- **Given problem**:
Identify and reproduce every line holding the string "this".
--- Begin Raw data ---
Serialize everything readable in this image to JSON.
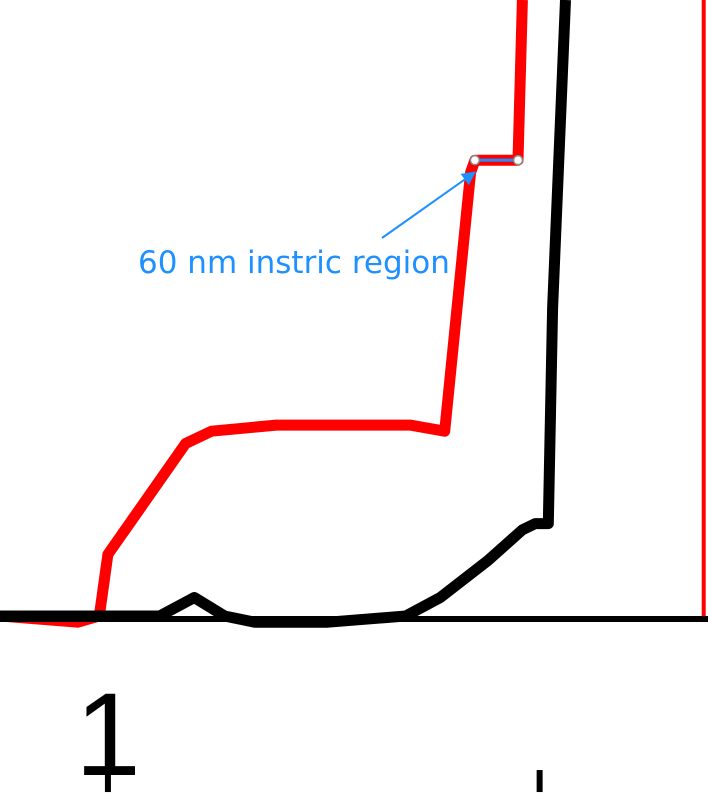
{
  "chart_data": {
    "type": "line",
    "title": "",
    "xlabel": "",
    "ylabel": "",
    "xlim": [
      0.75,
      2.39
    ],
    "ylim": [
      -0.31,
      1.0
    ],
    "grid": false,
    "x_ticks": [
      {
        "value": 1.0,
        "label": "1"
      },
      {
        "value": 2.0,
        "label": ""
      }
    ],
    "series": [
      {
        "color": "#ff0000",
        "points": [
          [
            0.75,
            0.0
          ],
          [
            0.93,
            -0.01
          ],
          [
            0.98,
            0.0
          ],
          [
            1.0,
            0.1
          ],
          [
            1.07,
            0.17
          ],
          [
            1.18,
            0.28
          ],
          [
            1.24,
            0.3
          ],
          [
            1.39,
            0.31
          ],
          [
            1.7,
            0.31
          ],
          [
            1.78,
            0.3
          ],
          [
            1.84,
            0.72
          ],
          [
            1.85,
            0.74
          ],
          [
            1.95,
            0.74
          ],
          [
            1.96,
            1.0
          ]
        ]
      },
      {
        "color": "#000000",
        "points": [
          [
            0.75,
            0.0
          ],
          [
            0.98,
            0.0
          ],
          [
            1.12,
            0.0
          ],
          [
            1.2,
            0.03
          ],
          [
            1.27,
            0.0
          ],
          [
            1.34,
            -0.01
          ],
          [
            1.51,
            -0.01
          ],
          [
            1.69,
            0.0
          ],
          [
            1.77,
            0.03
          ],
          [
            1.88,
            0.09
          ],
          [
            1.96,
            0.14
          ],
          [
            1.99,
            0.15
          ],
          [
            2.02,
            0.15
          ],
          [
            2.03,
            0.5
          ],
          [
            2.06,
            1.0
          ]
        ]
      },
      {
        "color": "#ff0000",
        "points": [
          [
            2.38,
            1.0
          ],
          [
            2.38,
            0.0
          ]
        ]
      }
    ],
    "annotations": [
      {
        "text": "60 nm instric region",
        "color": "#1e90ff",
        "target": [
          1.85,
          0.73
        ],
        "bracket": [
          [
            1.85,
            0.74
          ],
          [
            1.95,
            0.74
          ]
        ]
      }
    ]
  }
}
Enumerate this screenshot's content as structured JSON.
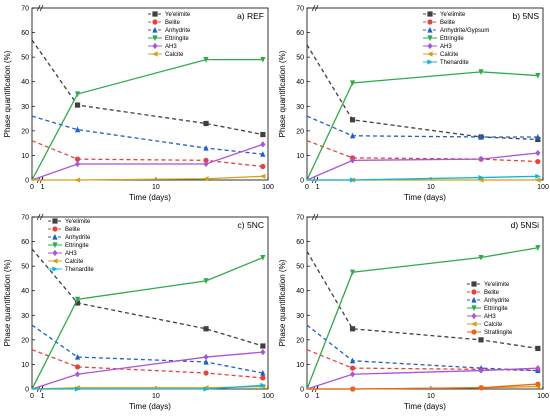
--- End Raw data ---
- **Exercise output**:
Serialize everything readable in this image to JSON.
Enumerate this screenshot's content as structured JSON.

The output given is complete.